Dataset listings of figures
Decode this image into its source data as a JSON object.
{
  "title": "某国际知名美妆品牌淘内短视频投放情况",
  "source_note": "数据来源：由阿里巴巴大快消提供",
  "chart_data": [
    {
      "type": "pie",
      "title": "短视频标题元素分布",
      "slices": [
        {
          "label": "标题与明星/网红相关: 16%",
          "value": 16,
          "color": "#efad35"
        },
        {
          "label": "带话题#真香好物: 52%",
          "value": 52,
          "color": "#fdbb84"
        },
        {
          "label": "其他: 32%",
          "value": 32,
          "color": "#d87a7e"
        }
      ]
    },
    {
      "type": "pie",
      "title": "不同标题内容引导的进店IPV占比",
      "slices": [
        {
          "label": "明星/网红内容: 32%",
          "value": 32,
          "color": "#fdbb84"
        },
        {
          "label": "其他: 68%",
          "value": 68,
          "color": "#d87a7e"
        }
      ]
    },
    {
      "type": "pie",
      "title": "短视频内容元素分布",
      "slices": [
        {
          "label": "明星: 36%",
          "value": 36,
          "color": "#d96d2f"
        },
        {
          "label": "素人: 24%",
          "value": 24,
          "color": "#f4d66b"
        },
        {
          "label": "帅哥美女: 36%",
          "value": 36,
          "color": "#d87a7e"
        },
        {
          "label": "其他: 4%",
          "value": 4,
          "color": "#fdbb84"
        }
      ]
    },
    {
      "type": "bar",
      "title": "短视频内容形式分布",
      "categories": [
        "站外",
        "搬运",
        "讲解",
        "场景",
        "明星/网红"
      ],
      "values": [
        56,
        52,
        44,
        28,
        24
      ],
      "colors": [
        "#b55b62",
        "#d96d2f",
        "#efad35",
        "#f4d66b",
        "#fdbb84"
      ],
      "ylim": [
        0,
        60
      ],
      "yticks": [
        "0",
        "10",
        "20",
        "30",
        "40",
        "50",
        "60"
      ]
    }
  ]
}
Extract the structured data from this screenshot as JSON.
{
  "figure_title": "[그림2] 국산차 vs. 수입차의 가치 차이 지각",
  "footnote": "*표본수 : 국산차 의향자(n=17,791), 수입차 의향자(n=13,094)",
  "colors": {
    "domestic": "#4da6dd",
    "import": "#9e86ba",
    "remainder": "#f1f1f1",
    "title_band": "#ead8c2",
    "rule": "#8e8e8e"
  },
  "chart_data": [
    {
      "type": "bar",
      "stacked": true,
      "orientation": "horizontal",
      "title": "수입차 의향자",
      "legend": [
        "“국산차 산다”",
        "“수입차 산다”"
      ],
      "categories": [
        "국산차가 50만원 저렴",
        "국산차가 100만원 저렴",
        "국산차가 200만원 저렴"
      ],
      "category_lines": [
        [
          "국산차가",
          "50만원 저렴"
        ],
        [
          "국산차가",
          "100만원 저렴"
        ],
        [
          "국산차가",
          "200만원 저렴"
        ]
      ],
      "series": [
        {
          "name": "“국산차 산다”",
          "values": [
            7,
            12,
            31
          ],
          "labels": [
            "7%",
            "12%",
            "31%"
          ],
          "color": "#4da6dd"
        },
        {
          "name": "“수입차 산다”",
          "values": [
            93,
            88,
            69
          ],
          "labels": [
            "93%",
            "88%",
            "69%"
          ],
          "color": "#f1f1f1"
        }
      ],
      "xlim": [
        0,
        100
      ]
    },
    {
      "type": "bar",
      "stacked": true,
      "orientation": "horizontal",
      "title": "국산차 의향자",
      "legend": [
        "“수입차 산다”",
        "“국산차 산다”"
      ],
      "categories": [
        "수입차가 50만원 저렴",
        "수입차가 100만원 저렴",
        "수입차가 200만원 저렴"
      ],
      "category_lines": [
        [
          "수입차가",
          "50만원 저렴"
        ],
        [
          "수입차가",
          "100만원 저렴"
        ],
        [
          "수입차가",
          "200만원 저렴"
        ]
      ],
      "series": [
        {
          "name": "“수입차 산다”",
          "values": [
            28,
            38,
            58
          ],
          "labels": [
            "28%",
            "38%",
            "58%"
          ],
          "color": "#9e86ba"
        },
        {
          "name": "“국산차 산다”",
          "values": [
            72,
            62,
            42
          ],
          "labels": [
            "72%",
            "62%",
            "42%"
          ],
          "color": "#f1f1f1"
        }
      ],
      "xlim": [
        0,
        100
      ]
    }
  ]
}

• Exercise requirements: Exactly as written above, please repeat the entries.

• Response to this exercise:
Decode this image into its source data as a JSON object.
{
  "title": "某国际知名美妆品牌淘内短视频投放情况",
  "source_note": "数据来源：由阿里巴巴大快消提供",
  "chart_data": [
    {
      "type": "pie",
      "title": "短视频标题元素分布",
      "slices": [
        {
          "label": "标题与明星/网红相关: 16%",
          "value": 16,
          "color": "#efad35"
        },
        {
          "label": "带话题#真香好物: 52%",
          "value": 52,
          "color": "#fdbb84"
        },
        {
          "label": "其他: 32%",
          "value": 32,
          "color": "#d87a7e"
        }
      ]
    },
    {
      "type": "pie",
      "title": "不同标题内容引导的进店IPV占比",
      "slices": [
        {
          "label": "明星/网红内容: 32%",
          "value": 32,
          "color": "#fdbb84"
        },
        {
          "label": "其他: 68%",
          "value": 68,
          "color": "#d87a7e"
        }
      ]
    },
    {
      "type": "pie",
      "title": "短视频内容元素分布",
      "slices": [
        {
          "label": "明星: 36%",
          "value": 36,
          "color": "#d96d2f"
        },
        {
          "label": "素人: 24%",
          "value": 24,
          "color": "#f4d66b"
        },
        {
          "label": "帅哥美女: 36%",
          "value": 36,
          "color": "#d87a7e"
        },
        {
          "label": "其他: 4%",
          "value": 4,
          "color": "#fdbb84"
        }
      ]
    },
    {
      "type": "bar",
      "title": "短视频内容形式分布",
      "categories": [
        "站外",
        "搬运",
        "讲解",
        "场景",
        "明星/网红"
      ],
      "values": [
        56,
        52,
        44,
        28,
        24
      ],
      "colors": [
        "#b55b62",
        "#d96d2f",
        "#efad35",
        "#f4d66b",
        "#fdbb84"
      ],
      "ylim": [
        0,
        60
      ],
      "yticks": [
        "0",
        "10",
        "20",
        "30",
        "40",
        "50",
        "60"
      ]
    }
  ]
}
Extract the structured data from this screenshot as JSON.
{
  "figure_title": "[그림2] 국산차 vs. 수입차의 가치 차이 지각",
  "footnote": "*표본수 : 국산차 의향자(n=17,791), 수입차 의향자(n=13,094)",
  "colors": {
    "domestic": "#4da6dd",
    "import": "#9e86ba",
    "remainder": "#f1f1f1",
    "title_band": "#ead8c2",
    "rule": "#8e8e8e"
  },
  "chart_data": [
    {
      "type": "bar",
      "stacked": true,
      "orientation": "horizontal",
      "title": "수입차 의향자",
      "legend": [
        "“국산차 산다”",
        "“수입차 산다”"
      ],
      "categories": [
        "국산차가 50만원 저렴",
        "국산차가 100만원 저렴",
        "국산차가 200만원 저렴"
      ],
      "category_lines": [
        [
          "국산차가",
          "50만원 저렴"
        ],
        [
          "국산차가",
          "100만원 저렴"
        ],
        [
          "국산차가",
          "200만원 저렴"
        ]
      ],
      "series": [
        {
          "name": "“국산차 산다”",
          "values": [
            7,
            12,
            31
          ],
          "labels": [
            "7%",
            "12%",
            "31%"
          ],
          "color": "#4da6dd"
        },
        {
          "name": "“수입차 산다”",
          "values": [
            93,
            88,
            69
          ],
          "labels": [
            "93%",
            "88%",
            "69%"
          ],
          "color": "#f1f1f1"
        }
      ],
      "xlim": [
        0,
        100
      ]
    },
    {
      "type": "bar",
      "stacked": true,
      "orientation": "horizontal",
      "title": "국산차 의향자",
      "legend": [
        "“수입차 산다”",
        "“국산차 산다”"
      ],
      "categories": [
        "수입차가 50만원 저렴",
        "수입차가 100만원 저렴",
        "수입차가 200만원 저렴"
      ],
      "category_lines": [
        [
          "수입차가",
          "50만원 저렴"
        ],
        [
          "수입차가",
          "100만원 저렴"
        ],
        [
          "수입차가",
          "200만원 저렴"
        ]
      ],
      "series": [
        {
          "name": "“수입차 산다”",
          "values": [
            28,
            38,
            58
          ],
          "labels": [
            "28%",
            "38%",
            "58%"
          ],
          "color": "#9e86ba"
        },
        {
          "name": "“국산차 산다”",
          "values": [
            72,
            62,
            42
          ],
          "labels": [
            "72%",
            "62%",
            "42%"
          ],
          "color": "#f1f1f1"
        }
      ],
      "xlim": [
        0,
        100
      ]
    }
  ]
}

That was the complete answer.